• RECORDS SHOWN
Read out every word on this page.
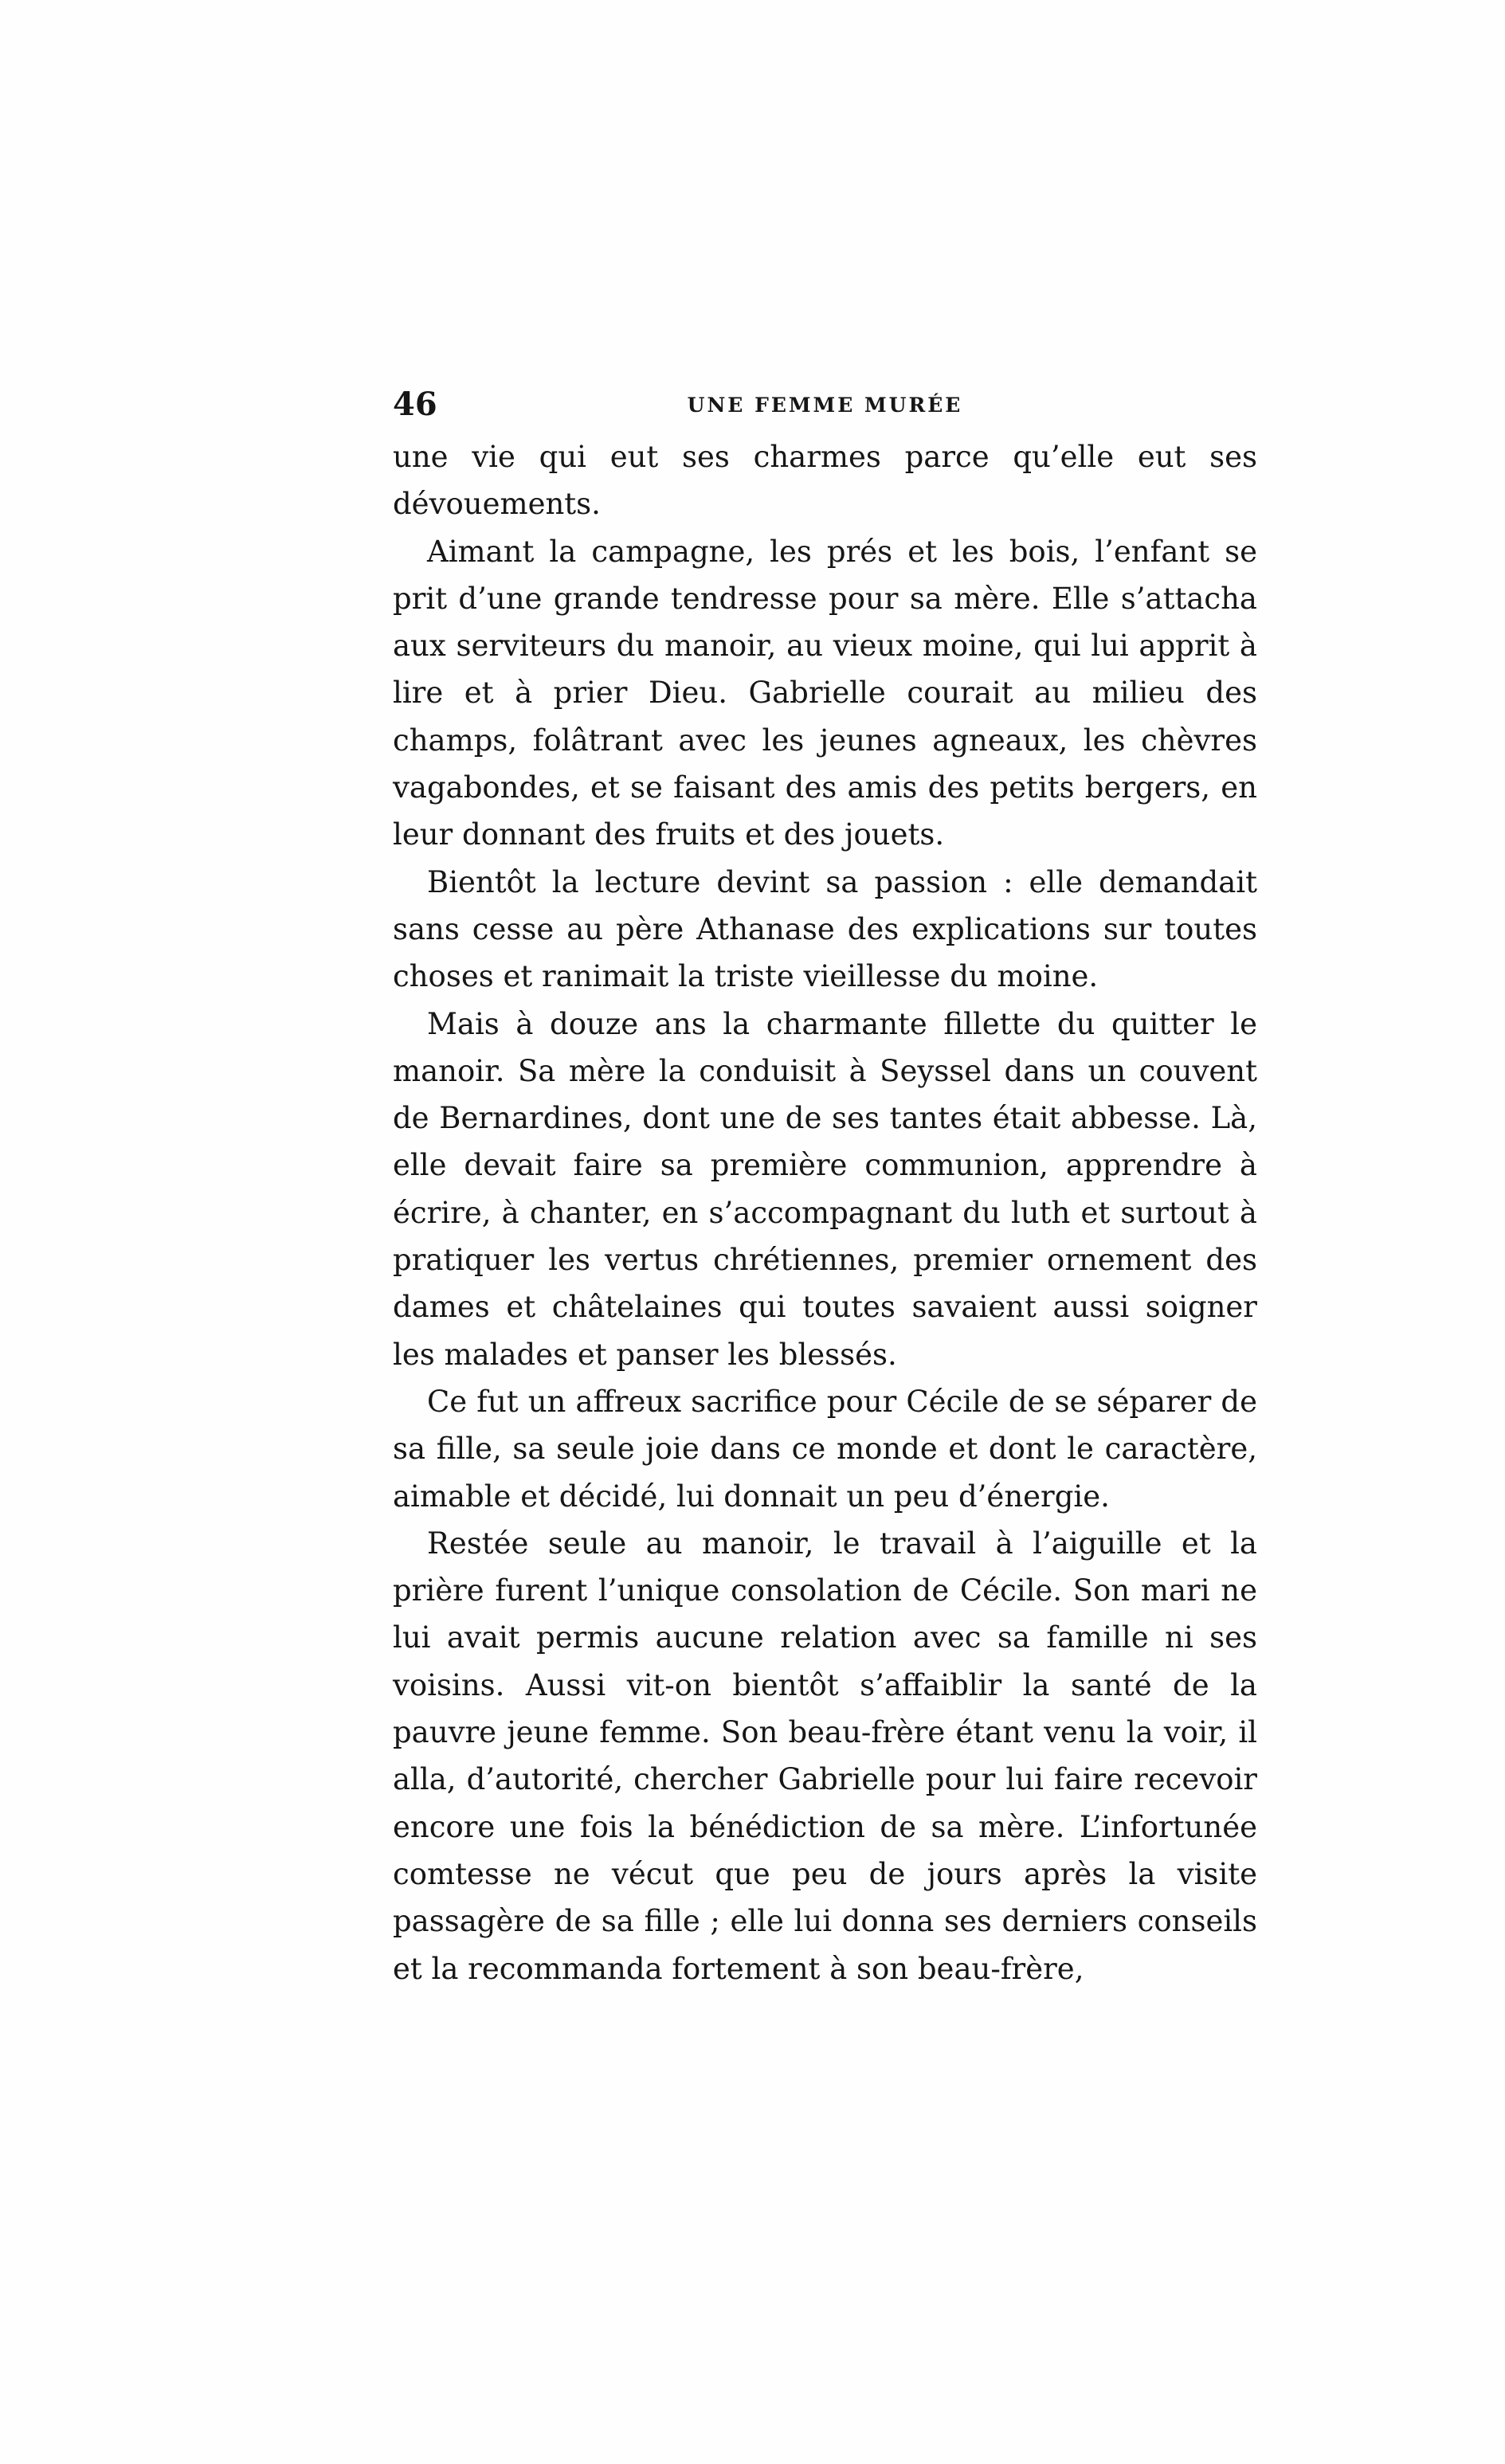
46	UNE FEMME MURÉE

une vie qui eut ses charmes parce qu’elle eut ses dévouements.

Aimant la campagne, les prés et les bois, l’enfant se prit d’une grande tendresse pour sa mère. Elle s’attacha aux serviteurs du manoir, au vieux moine, qui lui apprit à lire et à prier Dieu. Gabrielle courait au milieu des champs, folâtrant avec les jeunes agneaux, les chèvres vagabondes, et se faisant des amis des petits bergers, en leur donnant des fruits et des jouets.

Bientôt la lecture devint sa passion : elle demandait sans cesse au père Athanase des explications sur toutes choses et ranimait la triste vieillesse du moine.

Mais à douze ans la charmante fillette du quitter le manoir. Sa mère la conduisit à Seyssel dans un couvent de Bernardines, dont une de ses tantes était abbesse. Là, elle devait faire sa première communion, apprendre à écrire, à chanter, en s’accompagnant du luth et surtout à pratiquer les vertus chrétiennes, premier ornement des dames et châtelaines qui toutes savaient aussi soigner les malades et panser les blessés.

Ce fut un affreux sacrifice pour Cécile de se séparer de sa fille, sa seule joie dans ce monde et dont le caractère, aimable et décidé, lui donnait un peu d’énergie.

Restée seule au manoir, le travail à l’aiguille et la prière furent l’unique consolation de Cécile. Son mari ne lui avait permis aucune relation avec sa famille ni ses voisins. Aussi vit-on bientôt s’affaiblir la santé de la pauvre jeune femme. Son beau-frère étant venu la voir, il alla, d’autorité, chercher Gabrielle pour lui faire recevoir encore une fois la bénédiction de sa mère. L’infortunée comtesse ne vécut que peu de jours après la visite passagère de sa fille ; elle lui donna ses derniers conseils et la recommanda fortement à son beau-frère,
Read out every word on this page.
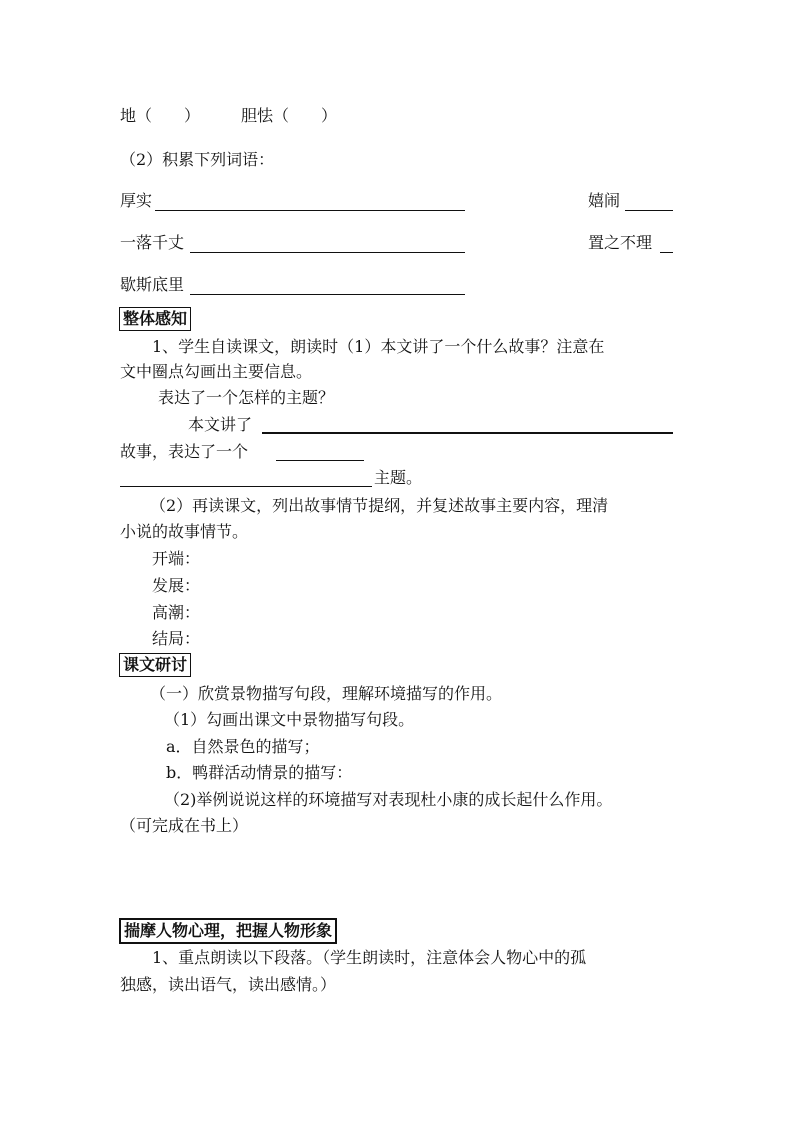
地（　　）	胆怯（　　）
（2）积累下列词语：
厚实	嬉闹
一落千丈	置之不理
歇斯底里
整体感知
1、学生自读课文，朗读时（1）本文讲了一个什么故事？注意在
文中圈点勾画出主要信息。
表达了一个怎样的主题？
本文讲了
故事，表达了一个
主题。
（2）再读课文，列出故事情节提纲，并复述故事主要内容，理清
小说的故事情节。
开端：
发展：
高潮：
结局：
课文研讨
（一）欣赏景物描写句段，理解环境描写的作用。
（1）勾画出课文中景物描写句段。
a．自然景色的描写；
b．鸭群活动情景的描写：
（2)举例说说这样的环境描写对表现杜小康的成长起什么作用。
（可完成在书上）
揣摩人物心理，把握人物形象
1、重点朗读以下段落。（学生朗读时，注意体会人物心中的孤
独感，读出语气，读出感情。）
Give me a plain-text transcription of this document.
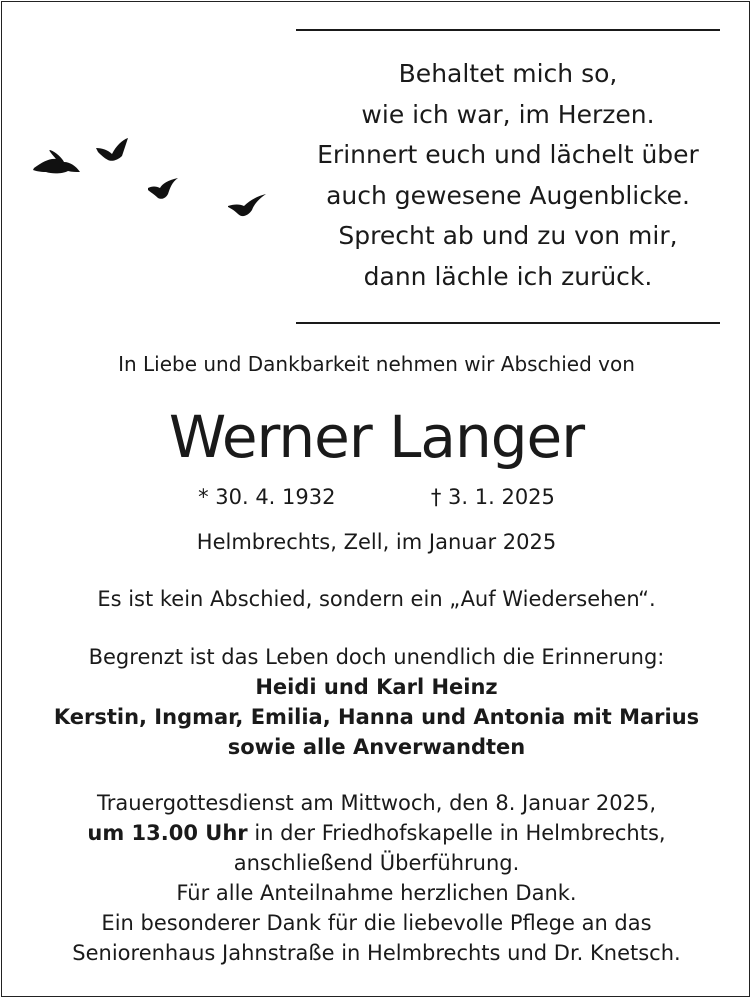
Behaltet mich so,
wie ich war, im Herzen.
Erinnert euch und lächelt über
auch gewesene Augenblicke.
Sprecht ab und zu von mir,
dann lächle ich zurück.
In Liebe und Dankbarkeit nehmen wir Abschied von
Werner Langer
* 30. 4. 1932	† 3. 1. 2025
Helmbrechts, Zell, im Januar 2025
Es ist kein Abschied, sondern ein „Auf Wiedersehen“.
Begrenzt ist das Leben doch unendlich die Erinnerung:
Heidi und Karl Heinz
Kerstin, Ingmar, Emilia, Hanna und Antonia mit Marius
sowie alle Anverwandten
Trauergottesdienst am Mittwoch, den 8. Januar 2025,
um 13.00 Uhr in der Friedhofskapelle in Helmbrechts,
anschließend Überführung.
Für alle Anteilnahme herzlichen Dank.
Ein besonderer Dank für die liebevolle Pflege an das
Seniorenhaus Jahnstraße in Helmbrechts und Dr. Knetsch.
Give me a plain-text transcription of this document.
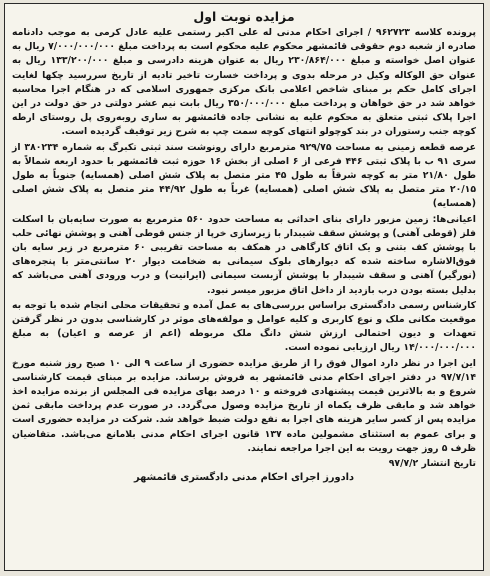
مزایده نوبت اول

پرونده کلاسه ۹۶۲۷۲۳ / اجرای احکام مدنی له علی اکبر رستمی علیه عادل کرمی به موجب دادنامه صادره از شعبه دوم حقوقی قائمشهر محکوم علیه محکوم است به پرداخت مبلغ ۷/۰۰۰/۰۰۰/۰۰۰ ریال به عنوان اصل خواسته و مبلغ ۲۳۰/۸۶۴/۰۰۰ ریال به عنوان هزینه دادرسی و مبلغ ۱۳۳/۲۰۰/۰۰۰ ریال به عنوان حق الوکاله وکیل در مرحله بدوی و پرداخت خسارت تاخیر تادیه از تاریخ سررسید چکها لغایت اجرای کامل حکم بر مبنای شاخص اعلامی بانک مرکزی جمهوری اسلامی که در هنگام اجرا محاسبه خواهد شد در حق خواهان و پرداخت مبلغ ۳۵۰/۰۰۰/۰۰۰ ریال بابت نیم عشر دولتی در حق دولت در این اجرا پلاک ثبتی متعلق به محکوم علیه به نشانی جاده قائمشهر به ساری روبه‌روی پل روستای ارطه کوچه جنب رستوران در بند کوچولو انتهای کوچه سمت چپ به شرح زیر توقیف گردیده است.

عرصه قطعه زمینی به مساحت ۹۲۹/۷۵ مترمربع دارای رونوشت سند ثبتی تکبرگ به شماره ۳۸۰۲۳۴ از سری ۹۱ ب با پلاک ثبتی ۴۴۶ فرعی از ۶ اصلی از بخش ۱۶ حوزه ثبت قائمشهر با حدود اربعه شمالاً به طول ۲۱/۸۰ متر به کوچه شرقاً به طول ۴۵ متر متصل به پلاک شش اصلی (همسایه) جنوباً به طول ۲۰/۱۵ متر متصل به پلاک شش اصلی (همسایه) غرباً به طول ۴۴/۹۲ متر متصل به پلاک شش اصلی (همسایه)

اعیانی‌ها: زمین مزبور دارای بنای احداثی به مساحت حدود ۵۶۰ مترمربع به صورت سایه‌بان با اسکلت فلز (قوطی آهنی) و پوشش سقف شیبدار با زیرسازی خرپا از جنس قوطی آهنی و پوشش نهائی حلب با پوشش کف بتنی و یک اتاق کارگاهی در همکف به مساحت تقریبی ۶۰ مترمربع در زیر سایه بان فوق‌الاشاره ساخته شده که دیوارهای بلوک سیمانی به ضخامت دیوار ۲۰ سانتی‌متر با پنجره‌های (نورگیر) آهنی و سقف شیبدار با پوشش آزبست سیمانی (ایرانیت) و درب ورودی آهنی می‌باشد که بدلیل بسته بودن درب بازدید از داخل اتاق مزبور میسر نبود.

کارشناس رسمی دادگستری براساس بررسی‌های به عمل آمده و تحقیقات محلی انجام شده با توجه به موقعیت مکانی ملک و نوع کاربری و کلیه عوامل و مولفه‌های موثر در کارشناسی بدون در نظر گرفتن تعهدات و دیون احتمالی ارزش شش دانگ ملک مربوطه (اعم از عرصه و اعیان) به مبلغ ۱۴/۰۰۰/۰۰۰/۰۰۰ ریال ارزیابی نموده است.

این اجرا در نظر دارد اموال فوق را از طریق مزایده حضوری از ساعت ۹ الی ۱۰ صبح روز شنبه مورخ ۹۷/۷/۱۴ در دفتر اجرای احکام مدنی قائمشهر به فروش برساند. مزایده بر مبنای قیمت کارشناسی شروع و به بالاترین قیمت پیشنهادی فروخته و ۱۰ درصد بهای مزایده فی المجلس از برنده مزایده اخذ خواهد شد و مابقی ظرف یکماه از تاریخ مزایده وصول می‌گردد. در صورت عدم پرداخت مابقی ثمن مزایده پس از کسر سایر هزینه های اجرا به نفع دولت ضبط خواهد شد. شرکت در مزایده حضوری است و برای عموم به استثنای مشمولین ماده ۱۳۷ قانون اجرای احکام مدنی بلامانع می‌باشد. متقاضیان ظرف ۵ روز جهت رویت به این اجرا مراجعه نمایند.

تاریخ انتشار ۹۷/۷/۲
دادورز اجرای احکام مدنی دادگستری قائمشهر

• YOUR GOAL
Identify and copy the lines holding the word "Januar".

• REPLY
Helmbrechts, Zell, im Januar 2025
Trauergottesdienst am Mittwoch, den 8. Januar 2025,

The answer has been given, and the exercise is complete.